* What you have to do:
Show every line below where "กำเน" can be found.

* Records supplied:
--------------------

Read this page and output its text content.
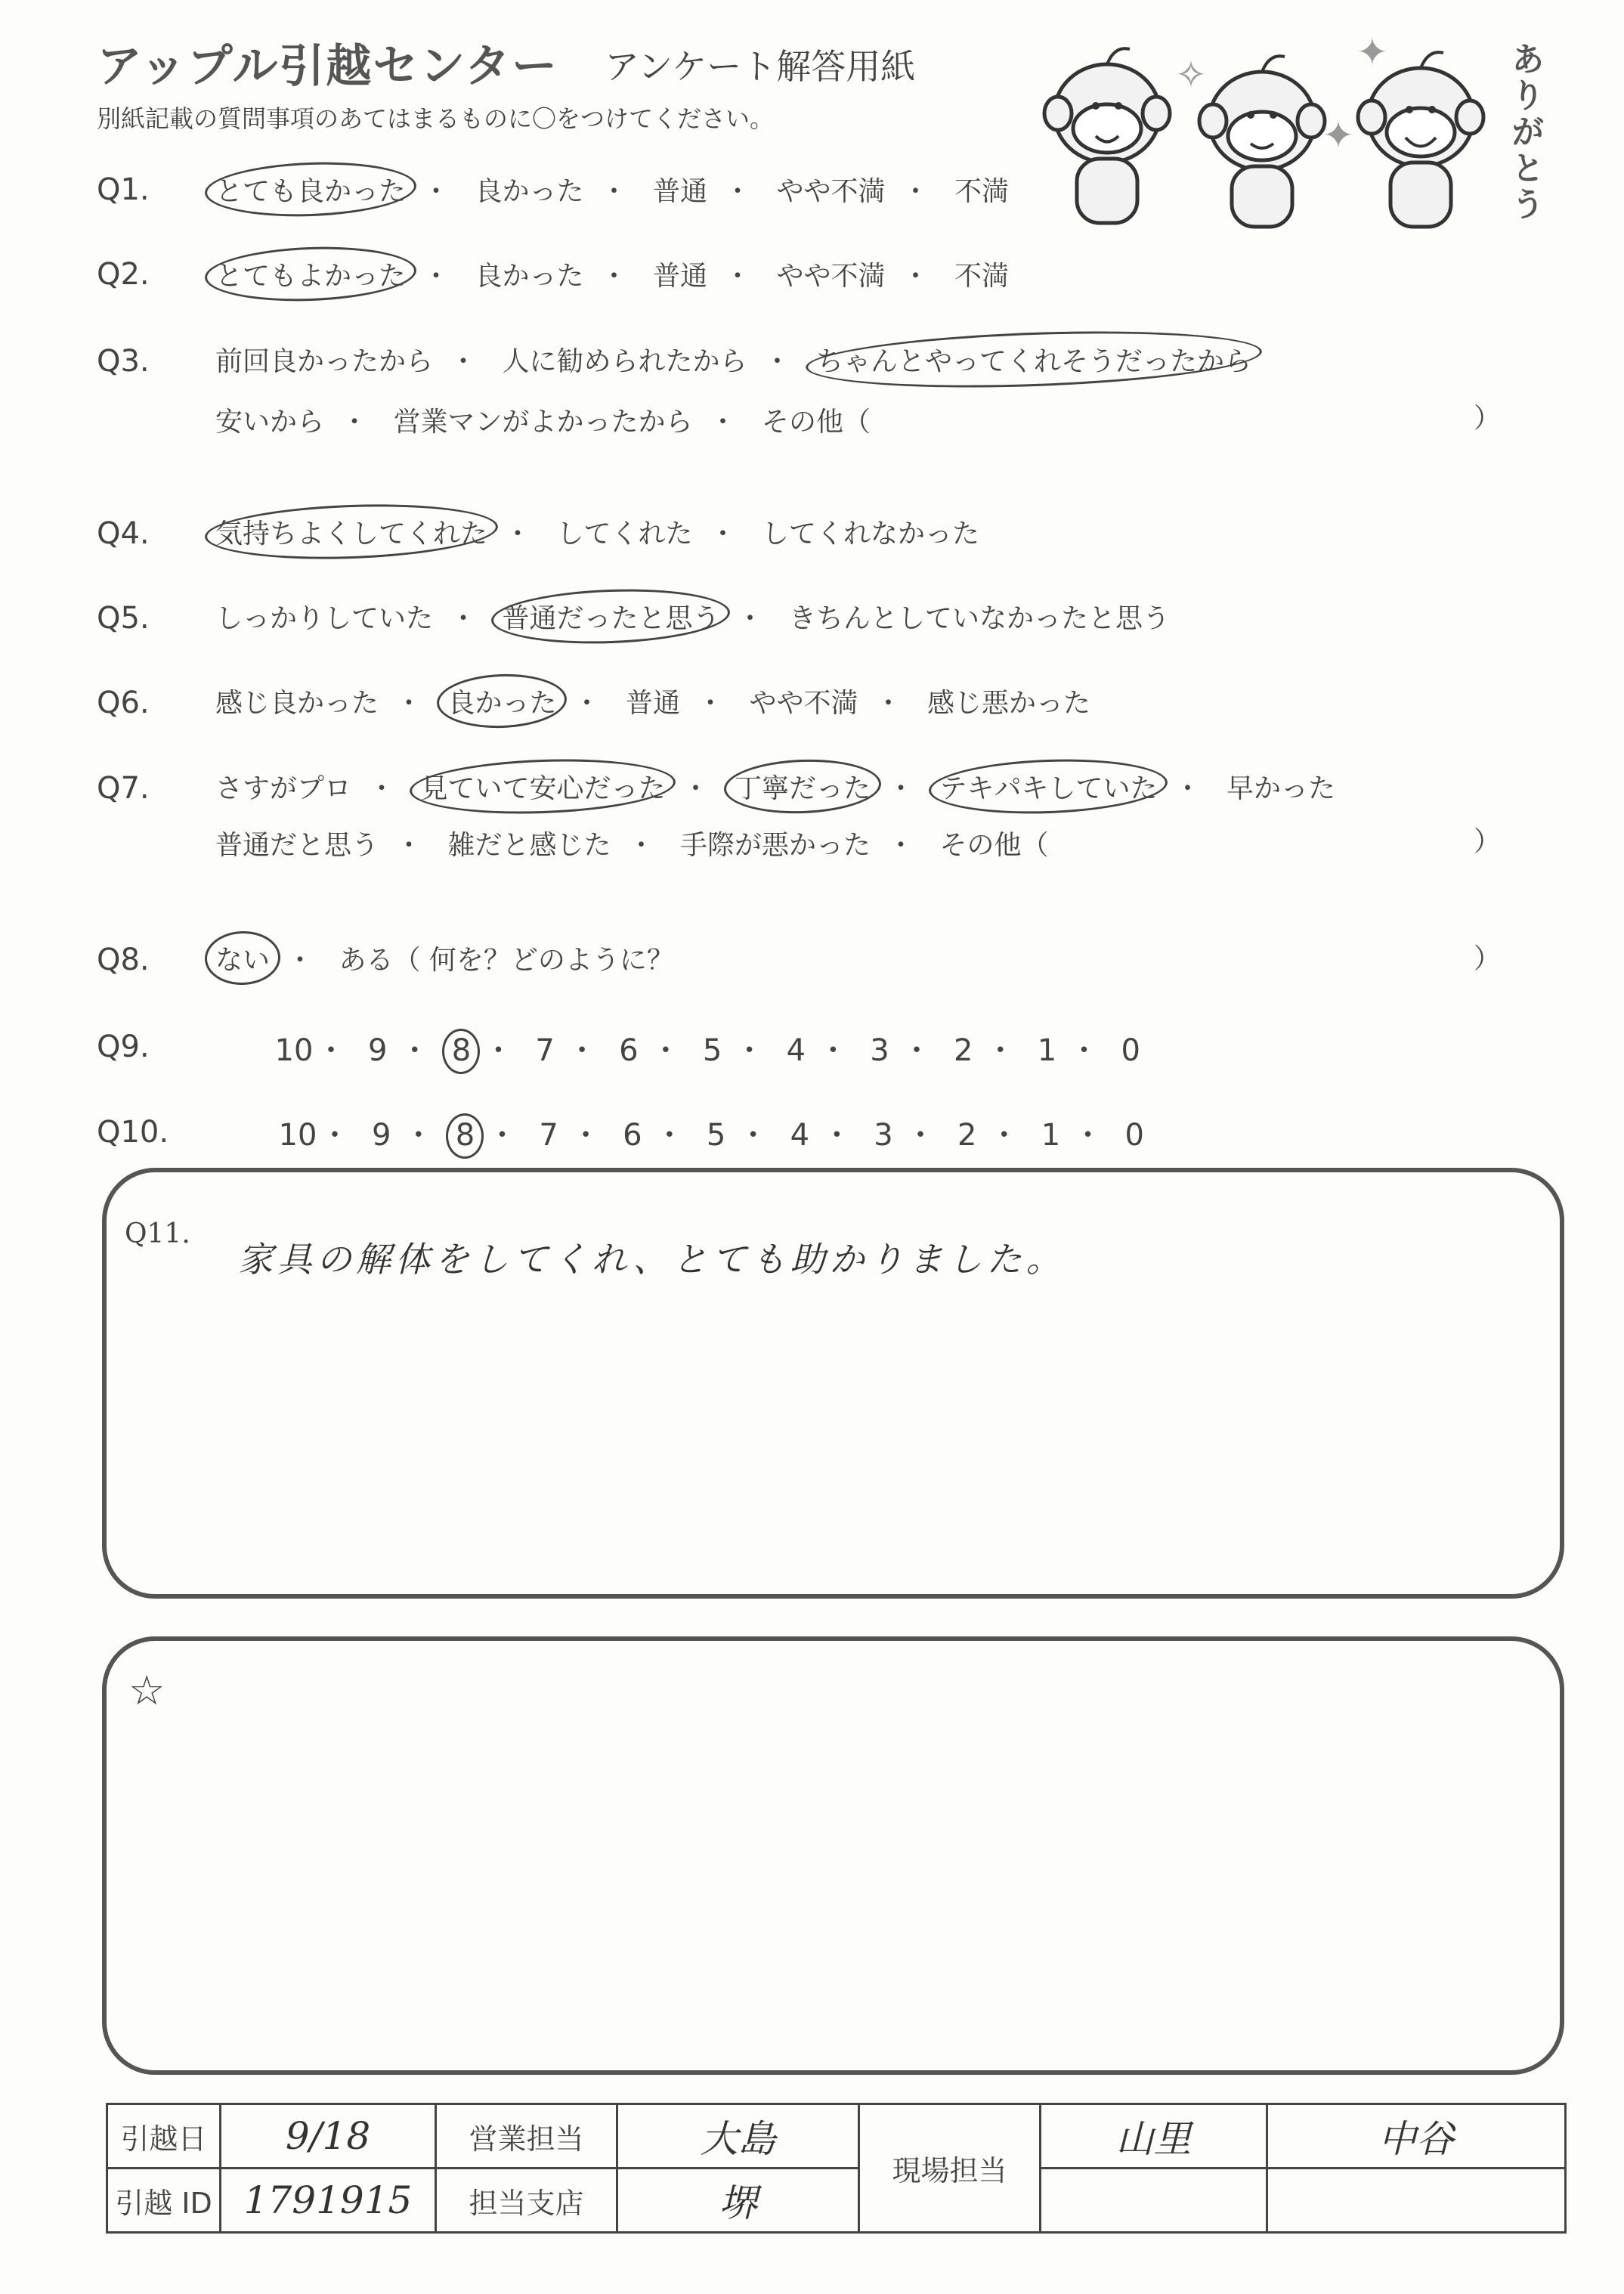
アップル引越センター アンケート解答用紙
別紙記載の質問事項のあてはまるものに〇をつけてください。
✧
✦
✦	ありがとう
Q1. とても良かった ・ 良かった ・ 普通 ・ やや不満 ・ 不満
Q2. とてもよかった ・ 良かった ・ 普通 ・ やや不満 ・ 不満
Q3. 前回良かったから ・ 人に勧められたから ・ ちゃんとやってくれそうだったから
安いから ・ 営業マンがよかったから ・ その他（	）
Q4. 気持ちよくしてくれた ・ してくれた ・ してくれなかった
Q5. しっかりしていた ・ 普通だったと思う ・ きちんとしていなかったと思う
Q6. 感じ良かった ・ 良かった ・ 普通 ・ やや不満 ・ 感じ悪かった
Q7. さすがプロ ・ 見ていて安心だった ・ 丁寧だった ・ テキパキしていた ・ 早かった
普通だと思う ・ 雑だと感じた ・ 手際が悪かった ・ その他（	）
Q8. ない ・ ある（ 何を？どのように？	）
Q9.	10・ 9 ・ 8 ・ 7 ・ 6 ・ 5 ・ 4 ・ 3 ・ 2 ・ 1 ・ 0
Q10.	10・ 9 ・ 8 ・ 7 ・ 6 ・ 5 ・ 4 ・ 3 ・ 2 ・ 1 ・ 0
Q11.
家具の解体をしてくれ、とても助かりました。
☆
引越日	9/18	営業担当	大島	現場担当	山里	中谷
引越 ID	1791915	担当支店	堺			
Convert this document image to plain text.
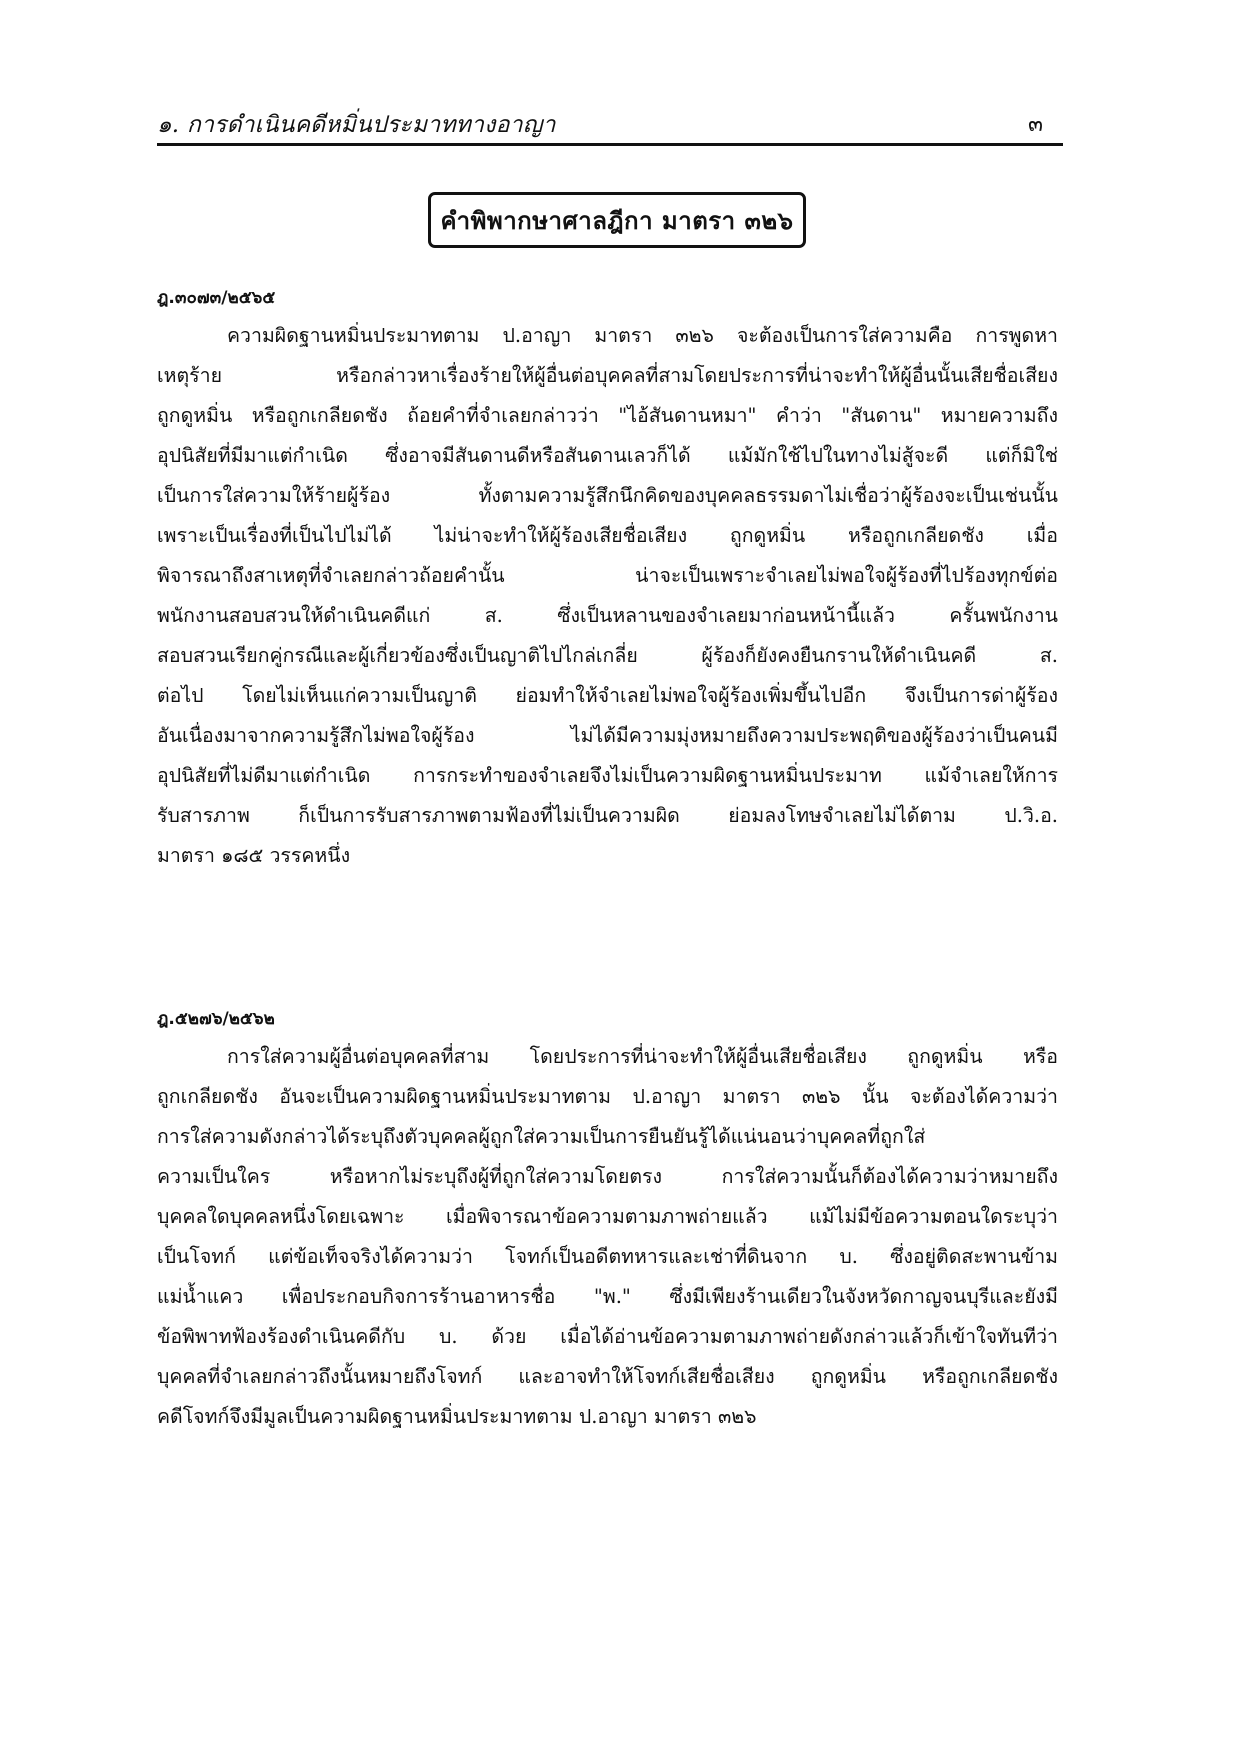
๑. การดำเนินคดีหมิ่นประมาททางอาญา	๓
คำพิพากษาศาลฎีกา มาตรา ๓๒๖
ฎ.๓๐๗๓/๒๕๖๕
ความผิดฐานหมิ่นประมาทตาม ป.อาญา มาตรา ๓๒๖ จะต้องเป็นการใส่ความคือ การพูดหา
เหตุร้าย หรือกล่าวหาเรื่องร้ายให้ผู้อื่นต่อบุคคลที่สามโดยประการที่น่าจะทำให้ผู้อื่นนั้นเสียชื่อเสียง
ถูกดูหมิ่น หรือถูกเกลียดชัง ถ้อยคำที่จำเลยกล่าวว่า "ไอ้สันดานหมา" คำว่า "สันดาน" หมายความถึง
อุปนิสัยที่มีมาแต่กำเนิด ซึ่งอาจมีสันดานดีหรือสันดานเลวก็ได้ แม้มักใช้ไปในทางไม่สู้จะดี แต่ก็มิใช่
เป็นการใส่ความให้ร้ายผู้ร้อง ทั้งตามความรู้สึกนึกคิดของบุคคลธรรมดาไม่เชื่อว่าผู้ร้องจะเป็นเช่นนั้น
เพราะเป็นเรื่องที่เป็นไปไม่ได้ ไม่น่าจะทำให้ผู้ร้องเสียชื่อเสียง ถูกดูหมิ่น หรือถูกเกลียดชัง เมื่อ
พิจารณาถึงสาเหตุที่จำเลยกล่าวถ้อยคำนั้น น่าจะเป็นเพราะจำเลยไม่พอใจผู้ร้องที่ไปร้องทุกข์ต่อ
พนักงานสอบสวนให้ดำเนินคดีแก่ ส. ซึ่งเป็นหลานของจำเลยมาก่อนหน้านี้แล้ว ครั้นพนักงาน
สอบสวนเรียกคู่กรณีและผู้เกี่ยวข้องซึ่งเป็นญาติไปไกล่เกลี่ย ผู้ร้องก็ยังคงยืนกรานให้ดำเนินคดี ส.
ต่อไป โดยไม่เห็นแก่ความเป็นญาติ ย่อมทำให้จำเลยไม่พอใจผู้ร้องเพิ่มขึ้นไปอีก จึงเป็นการด่าผู้ร้อง
อันเนื่องมาจากความรู้สึกไม่พอใจผู้ร้อง ไม่ได้มีความมุ่งหมายถึงความประพฤติของผู้ร้องว่าเป็นคนมี
อุปนิสัยที่ไม่ดีมาแต่กำเนิด การกระทำของจำเลยจึงไม่เป็นความผิดฐานหมิ่นประมาท แม้จำเลยให้การ
รับสารภาพ ก็เป็นการรับสารภาพตามฟ้องที่ไม่เป็นความผิด ย่อมลงโทษจำเลยไม่ได้ตาม ป.วิ.อ.
มาตรา ๑๘๕ วรรคหนึ่ง
ฎ.๕๒๗๖/๒๕๖๒
การใส่ความผู้อื่นต่อบุคคลที่สาม โดยประการที่น่าจะทำให้ผู้อื่นเสียชื่อเสียง ถูกดูหมิ่น หรือ
ถูกเกลียดชัง อันจะเป็นความผิดฐานหมิ่นประมาทตาม ป.อาญา มาตรา ๓๒๖ นั้น จะต้องได้ความว่า
การใส่ความดังกล่าวได้ระบุถึงตัวบุคคลผู้ถูกใส่ความเป็นการยืนยันรู้ได้แน่นอนว่าบุคคลที่ถูกใส่
ความเป็นใคร หรือหากไม่ระบุถึงผู้ที่ถูกใส่ความโดยตรง การใส่ความนั้นก็ต้องได้ความว่าหมายถึง
บุคคลใดบุคคลหนึ่งโดยเฉพาะ เมื่อพิจารณาข้อความตามภาพถ่ายแล้ว แม้ไม่มีข้อความตอนใดระบุว่า
เป็นโจทก์ แต่ข้อเท็จจริงได้ความว่า โจทก์เป็นอดีตทหารและเช่าที่ดินจาก บ. ซึ่งอยู่ติดสะพานข้าม
แม่น้ำแคว เพื่อประกอบกิจการร้านอาหารชื่อ "พ." ซึ่งมีเพียงร้านเดียวในจังหวัดกาญจนบุรีและยังมี
ข้อพิพาทฟ้องร้องดำเนินคดีกับ บ. ด้วย เมื่อได้อ่านข้อความตามภาพถ่ายดังกล่าวแล้วก็เข้าใจทันทีว่า
บุคคลที่จำเลยกล่าวถึงนั้นหมายถึงโจทก์ และอาจทำให้โจทก์เสียชื่อเสียง ถูกดูหมิ่น หรือถูกเกลียดชัง
คดีโจทก์จึงมีมูลเป็นความผิดฐานหมิ่นประมาทตาม ป.อาญา มาตรา ๓๒๖
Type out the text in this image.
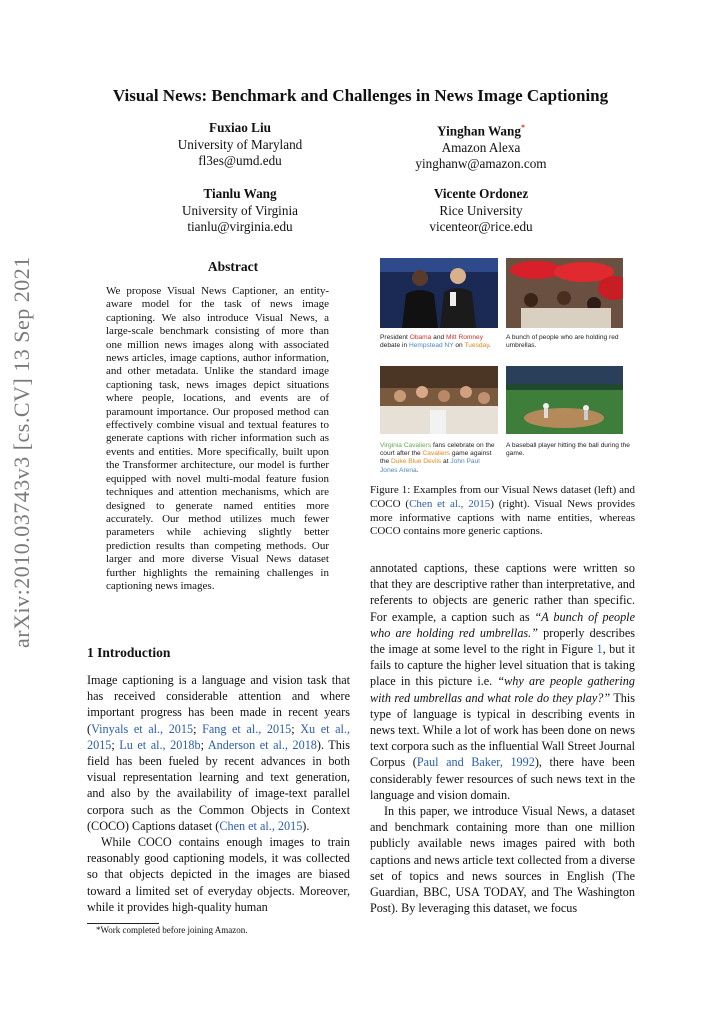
Visual News: Benchmark and Challenges in News Image Captioning
Fuxiao Liu
University of Maryland
fl3es@umd.edu
Yinghan Wang*
Amazon Alexa
yinghanw@amazon.com
Tianlu Wang
University of Virginia
tianlu@virginia.edu
Vicente Ordonez
Rice University
vicenteor@rice.edu
arXiv:2010.03743v3 [cs.CV] 13 Sep 2021	Abstract
We propose Visual News Captioner, an entity-aware model for the task of news image captioning. We also introduce Visual News, a large-scale benchmark consisting of more than one million news images along with associated news articles, image captions, author information, and other metadata. Unlike the standard image captioning task, news images depict situations where people, locations, and events are of paramount importance. Our proposed method can effectively combine visual and textual features to generate captions with richer information such as events and entities. More specifically, built upon the Transformer architecture, our model is further equipped with novel multi-modal feature fusion techniques and attention mechanisms, which are designed to generate named entities more accurately. Our method utilizes much fewer parameters while achieving slightly better prediction results than competing methods. Our larger and more diverse Visual News dataset further highlights the remaining challenges in captioning news images.
1 Introduction

Image captioning is a language and vision task that has received considerable attention and where important progress has been made in recent years (Vinyals et al., 2015; Fang et al., 2015; Xu et al., 2015; Lu et al., 2018b; Anderson et al., 2018). This field has been fueled by recent advances in both visual representation learning and text generation, and also by the availability of image-text parallel corpora such as the Common Objects in Context (COCO) Captions dataset (Chen et al., 2015).

While COCO contains enough images to train reasonably good captioning models, it was collected so that objects depicted in the images are biased toward a limited set of everyday objects. Moreover, while it provides high-quality human

*Work completed before joining Amazon.
President Obama and Mitt Romney debate in Hempstead NY on Tuesday.
A bunch of people who are holding red umbrellas.
Virginia Cavaliers fans celebrate on the court after the Cavaliers game against the Duke Blue Devils at John Paul Jones Arena.
A baseball player hitting the ball during the game.
Figure 1: Examples from our Visual News dataset (left) and COCO (Chen et al., 2015) (right). Visual News provides more informative captions with name entities, whereas COCO contains more generic captions.

annotated captions, these captions were written so that they are descriptive rather than interpretative, and referents to objects are generic rather than specific. For example, a caption such as “A bunch of people who are holding red umbrellas.” properly describes the image at some level to the right in Figure 1, but it fails to capture the higher level situation that is taking place in this picture i.e. “why are people gathering with red umbrellas and what role do they play?” This type of language is typical in describing events in news text. While a lot of work has been done on news text corpora such as the influential Wall Street Journal Corpus (Paul and Baker, 1992), there have been considerably fewer resources of such news text in the language and vision domain.

In this paper, we introduce Visual News, a dataset and benchmark containing more than one million publicly available news images paired with both captions and news article text collected from a diverse set of topics and news sources in English (The Guardian, BBC, USA TODAY, and The Washington Post). By leveraging this dataset, we focus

--------------------

* Finished answer:
อุปนิสัยที่มีมาแต่กำเนิด ซึ่งอาจมีสันดานดีหรือสันดานเลวก็ได้ แม้มักใช้ไปในทางไม่สู้จะดี แต่ก็มิใช่
อุปนิสัยที่ไม่ดีมาแต่กำเนิด การกระทำของจำเลยจึงไม่เป็นความผิดฐานหมิ่นประมาท แม้จำเลยให้การ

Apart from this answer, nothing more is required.